───── Excerpted data ─────

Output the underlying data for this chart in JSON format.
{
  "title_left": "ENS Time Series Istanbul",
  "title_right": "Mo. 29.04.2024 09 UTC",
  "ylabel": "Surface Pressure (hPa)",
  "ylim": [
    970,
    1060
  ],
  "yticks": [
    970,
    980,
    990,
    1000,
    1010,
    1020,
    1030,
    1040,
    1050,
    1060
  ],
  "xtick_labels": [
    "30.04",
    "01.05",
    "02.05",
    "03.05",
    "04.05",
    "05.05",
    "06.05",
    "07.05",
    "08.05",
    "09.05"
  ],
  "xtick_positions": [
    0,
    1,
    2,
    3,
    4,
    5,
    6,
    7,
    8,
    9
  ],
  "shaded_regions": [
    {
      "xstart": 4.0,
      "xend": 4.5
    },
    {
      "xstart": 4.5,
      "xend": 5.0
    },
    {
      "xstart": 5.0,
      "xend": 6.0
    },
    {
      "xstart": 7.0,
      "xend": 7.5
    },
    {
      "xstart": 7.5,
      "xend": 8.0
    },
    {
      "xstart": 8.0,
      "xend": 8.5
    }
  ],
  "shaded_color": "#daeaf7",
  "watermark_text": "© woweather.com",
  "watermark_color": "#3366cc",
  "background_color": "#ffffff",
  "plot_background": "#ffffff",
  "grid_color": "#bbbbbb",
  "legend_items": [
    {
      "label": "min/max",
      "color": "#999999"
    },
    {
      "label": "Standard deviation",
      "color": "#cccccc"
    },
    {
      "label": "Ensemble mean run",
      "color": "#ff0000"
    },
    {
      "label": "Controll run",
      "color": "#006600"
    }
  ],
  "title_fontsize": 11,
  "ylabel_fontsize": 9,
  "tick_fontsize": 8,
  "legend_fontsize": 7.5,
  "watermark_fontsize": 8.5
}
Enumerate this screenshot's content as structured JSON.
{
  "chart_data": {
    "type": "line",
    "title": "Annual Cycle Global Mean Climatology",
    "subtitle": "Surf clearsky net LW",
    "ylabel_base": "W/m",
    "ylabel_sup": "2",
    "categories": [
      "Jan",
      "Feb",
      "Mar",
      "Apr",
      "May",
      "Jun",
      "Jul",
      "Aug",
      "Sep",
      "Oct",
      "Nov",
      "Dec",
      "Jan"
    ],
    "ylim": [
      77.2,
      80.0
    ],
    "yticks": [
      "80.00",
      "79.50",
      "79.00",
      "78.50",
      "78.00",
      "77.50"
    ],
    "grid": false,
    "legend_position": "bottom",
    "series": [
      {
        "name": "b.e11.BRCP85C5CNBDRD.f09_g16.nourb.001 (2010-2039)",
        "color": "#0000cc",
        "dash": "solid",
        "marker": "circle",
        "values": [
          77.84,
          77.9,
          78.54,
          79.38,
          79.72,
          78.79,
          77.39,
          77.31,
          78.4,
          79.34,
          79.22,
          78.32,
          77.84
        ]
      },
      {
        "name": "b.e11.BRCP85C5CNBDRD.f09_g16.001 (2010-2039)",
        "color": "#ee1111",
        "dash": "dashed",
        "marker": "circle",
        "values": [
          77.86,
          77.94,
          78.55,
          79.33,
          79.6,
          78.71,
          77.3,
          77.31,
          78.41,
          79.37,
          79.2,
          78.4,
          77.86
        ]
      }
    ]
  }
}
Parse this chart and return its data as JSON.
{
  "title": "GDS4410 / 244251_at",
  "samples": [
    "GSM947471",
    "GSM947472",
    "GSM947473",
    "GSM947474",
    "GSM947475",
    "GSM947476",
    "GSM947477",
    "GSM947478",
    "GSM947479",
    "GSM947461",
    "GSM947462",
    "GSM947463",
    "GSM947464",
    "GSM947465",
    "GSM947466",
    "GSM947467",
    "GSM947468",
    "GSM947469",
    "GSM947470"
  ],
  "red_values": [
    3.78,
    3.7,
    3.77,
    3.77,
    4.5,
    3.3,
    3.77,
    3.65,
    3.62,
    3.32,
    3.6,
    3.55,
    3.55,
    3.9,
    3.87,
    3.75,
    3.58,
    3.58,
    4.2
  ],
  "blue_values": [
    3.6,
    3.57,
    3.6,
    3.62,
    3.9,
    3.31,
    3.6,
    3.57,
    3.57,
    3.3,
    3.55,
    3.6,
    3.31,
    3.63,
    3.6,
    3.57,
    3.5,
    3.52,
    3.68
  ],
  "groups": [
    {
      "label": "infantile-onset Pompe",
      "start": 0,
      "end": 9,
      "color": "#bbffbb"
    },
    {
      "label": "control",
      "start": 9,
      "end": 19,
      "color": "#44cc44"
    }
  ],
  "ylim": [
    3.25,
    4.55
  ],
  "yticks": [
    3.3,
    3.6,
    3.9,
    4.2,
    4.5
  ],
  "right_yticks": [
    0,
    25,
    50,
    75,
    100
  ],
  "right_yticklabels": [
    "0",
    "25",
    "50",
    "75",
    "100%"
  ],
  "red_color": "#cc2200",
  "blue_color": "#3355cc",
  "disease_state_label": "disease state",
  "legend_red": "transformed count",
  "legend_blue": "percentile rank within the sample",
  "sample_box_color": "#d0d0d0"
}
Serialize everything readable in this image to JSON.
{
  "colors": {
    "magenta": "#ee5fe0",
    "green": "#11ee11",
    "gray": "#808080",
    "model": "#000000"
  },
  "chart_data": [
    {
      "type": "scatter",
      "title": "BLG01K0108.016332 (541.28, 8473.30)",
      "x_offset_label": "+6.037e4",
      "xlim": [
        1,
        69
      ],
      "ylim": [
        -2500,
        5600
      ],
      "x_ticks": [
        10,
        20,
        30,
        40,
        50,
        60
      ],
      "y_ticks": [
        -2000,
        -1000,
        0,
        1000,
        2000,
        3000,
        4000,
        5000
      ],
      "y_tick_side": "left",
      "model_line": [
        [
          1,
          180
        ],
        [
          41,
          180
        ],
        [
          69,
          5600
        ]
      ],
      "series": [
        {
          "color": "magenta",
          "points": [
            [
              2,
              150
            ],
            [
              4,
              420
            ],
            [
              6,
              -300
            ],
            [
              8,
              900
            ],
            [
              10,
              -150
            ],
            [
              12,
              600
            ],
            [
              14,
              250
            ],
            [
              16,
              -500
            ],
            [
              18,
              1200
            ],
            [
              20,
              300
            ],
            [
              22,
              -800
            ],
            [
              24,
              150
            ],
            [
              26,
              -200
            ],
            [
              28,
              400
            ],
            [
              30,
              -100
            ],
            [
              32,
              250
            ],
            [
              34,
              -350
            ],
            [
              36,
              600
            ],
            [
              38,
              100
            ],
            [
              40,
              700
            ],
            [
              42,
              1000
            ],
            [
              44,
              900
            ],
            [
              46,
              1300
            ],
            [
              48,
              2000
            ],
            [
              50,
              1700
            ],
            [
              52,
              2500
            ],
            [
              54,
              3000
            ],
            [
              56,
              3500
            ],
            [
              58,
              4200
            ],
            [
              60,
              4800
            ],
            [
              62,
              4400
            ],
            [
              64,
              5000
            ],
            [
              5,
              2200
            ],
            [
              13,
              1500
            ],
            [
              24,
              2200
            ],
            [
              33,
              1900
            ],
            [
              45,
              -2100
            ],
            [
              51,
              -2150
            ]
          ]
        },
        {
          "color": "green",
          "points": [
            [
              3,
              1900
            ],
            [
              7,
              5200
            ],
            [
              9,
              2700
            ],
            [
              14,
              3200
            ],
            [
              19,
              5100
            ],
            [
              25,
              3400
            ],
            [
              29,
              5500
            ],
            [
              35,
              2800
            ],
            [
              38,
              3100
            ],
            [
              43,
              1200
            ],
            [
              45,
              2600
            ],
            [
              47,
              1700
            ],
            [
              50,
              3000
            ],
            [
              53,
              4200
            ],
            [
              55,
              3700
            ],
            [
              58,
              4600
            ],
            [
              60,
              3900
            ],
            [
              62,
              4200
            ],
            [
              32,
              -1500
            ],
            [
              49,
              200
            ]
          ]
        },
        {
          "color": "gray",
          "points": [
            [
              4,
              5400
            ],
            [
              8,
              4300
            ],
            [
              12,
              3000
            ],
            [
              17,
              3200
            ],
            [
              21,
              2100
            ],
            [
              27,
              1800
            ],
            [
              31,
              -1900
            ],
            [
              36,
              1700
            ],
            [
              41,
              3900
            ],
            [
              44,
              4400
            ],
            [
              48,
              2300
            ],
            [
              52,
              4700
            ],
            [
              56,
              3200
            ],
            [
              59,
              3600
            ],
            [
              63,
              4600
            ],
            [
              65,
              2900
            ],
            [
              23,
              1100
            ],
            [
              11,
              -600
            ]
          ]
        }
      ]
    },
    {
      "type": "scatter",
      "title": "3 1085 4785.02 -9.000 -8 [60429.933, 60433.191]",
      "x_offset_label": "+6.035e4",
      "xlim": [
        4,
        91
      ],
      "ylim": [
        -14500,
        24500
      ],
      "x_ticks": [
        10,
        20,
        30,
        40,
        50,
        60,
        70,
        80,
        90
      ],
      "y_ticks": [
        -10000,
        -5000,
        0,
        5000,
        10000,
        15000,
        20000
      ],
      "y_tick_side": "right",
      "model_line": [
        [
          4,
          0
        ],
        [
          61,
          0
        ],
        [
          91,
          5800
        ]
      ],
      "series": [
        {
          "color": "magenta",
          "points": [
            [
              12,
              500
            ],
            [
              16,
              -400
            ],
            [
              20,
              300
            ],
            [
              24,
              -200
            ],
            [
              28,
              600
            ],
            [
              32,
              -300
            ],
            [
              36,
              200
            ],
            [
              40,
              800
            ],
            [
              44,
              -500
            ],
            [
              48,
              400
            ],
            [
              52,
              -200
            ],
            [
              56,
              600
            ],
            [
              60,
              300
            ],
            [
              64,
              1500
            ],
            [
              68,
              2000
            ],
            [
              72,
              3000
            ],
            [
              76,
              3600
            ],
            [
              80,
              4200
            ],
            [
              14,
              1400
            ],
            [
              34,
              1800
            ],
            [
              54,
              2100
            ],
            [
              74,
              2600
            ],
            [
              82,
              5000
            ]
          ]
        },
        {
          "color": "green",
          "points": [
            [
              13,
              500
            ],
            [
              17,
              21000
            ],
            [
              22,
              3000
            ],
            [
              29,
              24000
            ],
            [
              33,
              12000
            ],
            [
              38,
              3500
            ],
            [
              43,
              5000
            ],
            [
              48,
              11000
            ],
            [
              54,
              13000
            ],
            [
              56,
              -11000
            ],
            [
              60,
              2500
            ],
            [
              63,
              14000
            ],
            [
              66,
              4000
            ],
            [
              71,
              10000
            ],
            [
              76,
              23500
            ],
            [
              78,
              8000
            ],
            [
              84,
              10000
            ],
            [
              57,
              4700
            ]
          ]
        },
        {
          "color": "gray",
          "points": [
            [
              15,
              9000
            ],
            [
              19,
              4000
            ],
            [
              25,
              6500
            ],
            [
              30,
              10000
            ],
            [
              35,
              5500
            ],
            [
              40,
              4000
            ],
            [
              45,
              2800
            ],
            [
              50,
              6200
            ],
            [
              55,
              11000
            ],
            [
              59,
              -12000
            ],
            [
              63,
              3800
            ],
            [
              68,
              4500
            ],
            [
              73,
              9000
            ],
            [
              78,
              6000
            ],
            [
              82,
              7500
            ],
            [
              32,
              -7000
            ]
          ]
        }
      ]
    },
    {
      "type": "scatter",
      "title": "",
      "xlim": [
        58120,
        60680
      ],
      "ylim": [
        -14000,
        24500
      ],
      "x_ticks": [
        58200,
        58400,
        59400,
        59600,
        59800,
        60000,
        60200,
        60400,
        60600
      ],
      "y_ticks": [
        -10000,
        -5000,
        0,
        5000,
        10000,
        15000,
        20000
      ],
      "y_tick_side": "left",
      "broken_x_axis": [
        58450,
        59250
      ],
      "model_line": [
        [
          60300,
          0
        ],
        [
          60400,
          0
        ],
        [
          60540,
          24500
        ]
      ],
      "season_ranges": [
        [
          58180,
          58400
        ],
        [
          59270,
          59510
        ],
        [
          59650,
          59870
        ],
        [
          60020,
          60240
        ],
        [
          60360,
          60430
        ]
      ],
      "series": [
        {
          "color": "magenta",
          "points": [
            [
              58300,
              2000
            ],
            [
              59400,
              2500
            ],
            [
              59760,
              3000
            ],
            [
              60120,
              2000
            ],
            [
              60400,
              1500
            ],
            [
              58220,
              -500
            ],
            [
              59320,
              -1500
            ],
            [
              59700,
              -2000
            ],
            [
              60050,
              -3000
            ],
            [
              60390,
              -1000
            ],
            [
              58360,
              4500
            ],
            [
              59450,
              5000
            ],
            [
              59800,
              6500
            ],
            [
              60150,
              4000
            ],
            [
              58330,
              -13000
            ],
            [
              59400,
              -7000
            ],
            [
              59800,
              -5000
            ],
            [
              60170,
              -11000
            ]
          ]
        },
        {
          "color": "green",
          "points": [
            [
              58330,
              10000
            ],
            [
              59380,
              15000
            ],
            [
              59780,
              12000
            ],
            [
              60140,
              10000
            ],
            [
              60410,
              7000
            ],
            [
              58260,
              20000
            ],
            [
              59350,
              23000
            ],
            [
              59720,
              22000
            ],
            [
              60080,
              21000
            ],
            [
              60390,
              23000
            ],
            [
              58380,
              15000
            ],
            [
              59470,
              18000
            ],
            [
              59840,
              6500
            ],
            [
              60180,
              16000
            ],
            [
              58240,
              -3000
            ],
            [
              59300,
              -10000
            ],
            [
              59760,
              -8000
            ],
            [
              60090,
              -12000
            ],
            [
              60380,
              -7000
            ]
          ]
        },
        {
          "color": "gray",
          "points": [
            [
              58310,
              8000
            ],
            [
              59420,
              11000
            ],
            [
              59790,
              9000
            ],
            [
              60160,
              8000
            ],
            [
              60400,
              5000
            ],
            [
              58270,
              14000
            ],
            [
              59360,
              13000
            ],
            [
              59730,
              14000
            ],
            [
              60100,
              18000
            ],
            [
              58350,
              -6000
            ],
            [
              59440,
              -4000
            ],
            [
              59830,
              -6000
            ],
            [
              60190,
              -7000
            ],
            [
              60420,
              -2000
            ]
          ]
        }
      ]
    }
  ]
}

─────

Work to be completed.
Which lines above contain the word "name"? Copy each of them.

Solution to this problem.
        "name": "b.e11.BRCP85C5CNBDRD.f09_g16.nourb.001 (2010-2039)",
        "name": "b.e11.BRCP85C5CNBDRD.f09_g16.001 (2010-2039)",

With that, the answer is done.